TASK TO CARRY OUT:
Images should be left out, and everything else in the listing reproduced exactly.

SUPPLIED INFORMATION:
::::::

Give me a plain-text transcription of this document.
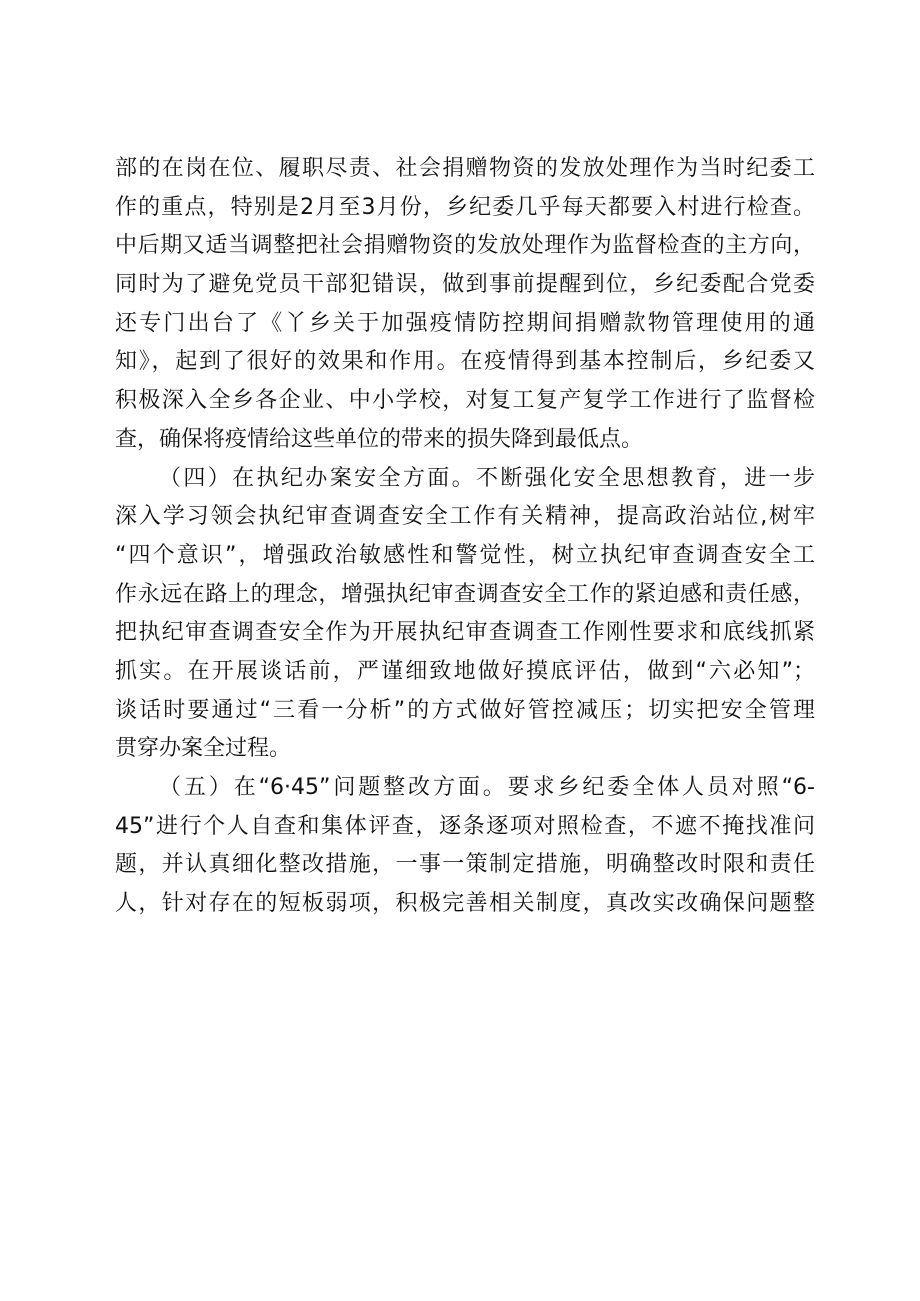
部的在岗在位、履职尽责、社会捐赠物资的发放处理作为当时纪委工
作的重点，特别是2月至3月份，乡纪委几乎每天都要入村进行检查。
中后期又适当调整把社会捐赠物资的发放处理作为监督检查的主方向，
同时为了避免党员干部犯错误，做到事前提醒到位，乡纪委配合党委
还专门出台了《丫乡关于加强疫情防控期间捐赠款物管理使用的通
知》，起到了很好的效果和作用。在疫情得到基本控制后，乡纪委又
积极深入全乡各企业、中小学校，对复工复产复学工作进行了监督检
查，确保将疫情给这些单位的带来的损失降到最低点。
（四）在执纪办案安全方面。不断强化安全思想教育，进一步
深入学习领会执纪审查调查安全工作有关精神，提高政治站位,树牢
“四个意识”，增强政治敏感性和警觉性，树立执纪审查调查安全工
作永远在路上的理念，增强执纪审查调查安全工作的紧迫感和责任感，
把执纪审查调查安全作为开展执纪审查调查工作刚性要求和底线抓紧
抓实。在开展谈话前，严谨细致地做好摸底评估，做到“六必知”；
谈话时要通过“三看一分析”的方式做好管控减压；切实把安全管理
贯穿办案全过程。
（五）在“6·45”问题整改方面。要求乡纪委全体人员对照“6-
45”进行个人自查和集体评查，逐条逐项对照检查，不遮不掩找准问
题，并认真细化整改措施，一事一策制定措施，明确整改时限和责任
人，针对存在的短板弱项，积极完善相关制度，真改实改确保问题整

::::::

TASK ANSWER:
Give me a plain-text transcription of this document.
部的在岗在位、履职尽责、社会捐赠物资的发放处理作为当时纪委工
作的重点，特别是2月至3月份，乡纪委几乎每天都要入村进行检查。
中后期又适当调整把社会捐赠物资的发放处理作为监督检查的主方向，
同时为了避免党员干部犯错误，做到事前提醒到位，乡纪委配合党委
还专门出台了《丫乡关于加强疫情防控期间捐赠款物管理使用的通
知》，起到了很好的效果和作用。在疫情得到基本控制后，乡纪委又
积极深入全乡各企业、中小学校，对复工复产复学工作进行了监督检
查，确保将疫情给这些单位的带来的损失降到最低点。
（四）在执纪办案安全方面。不断强化安全思想教育，进一步
深入学习领会执纪审查调查安全工作有关精神，提高政治站位,树牢
“四个意识”，增强政治敏感性和警觉性，树立执纪审查调查安全工
作永远在路上的理念，增强执纪审查调查安全工作的紧迫感和责任感，
把执纪审查调查安全作为开展执纪审查调查工作刚性要求和底线抓紧
抓实。在开展谈话前，严谨细致地做好摸底评估，做到“六必知”；
谈话时要通过“三看一分析”的方式做好管控减压；切实把安全管理
贯穿办案全过程。
（五）在“6·45”问题整改方面。要求乡纪委全体人员对照“6-
45”进行个人自查和集体评查，逐条逐项对照检查，不遮不掩找准问
题，并认真细化整改措施，一事一策制定措施，明确整改时限和责任
人，针对存在的短板弱项，积极完善相关制度，真改实改确保问题整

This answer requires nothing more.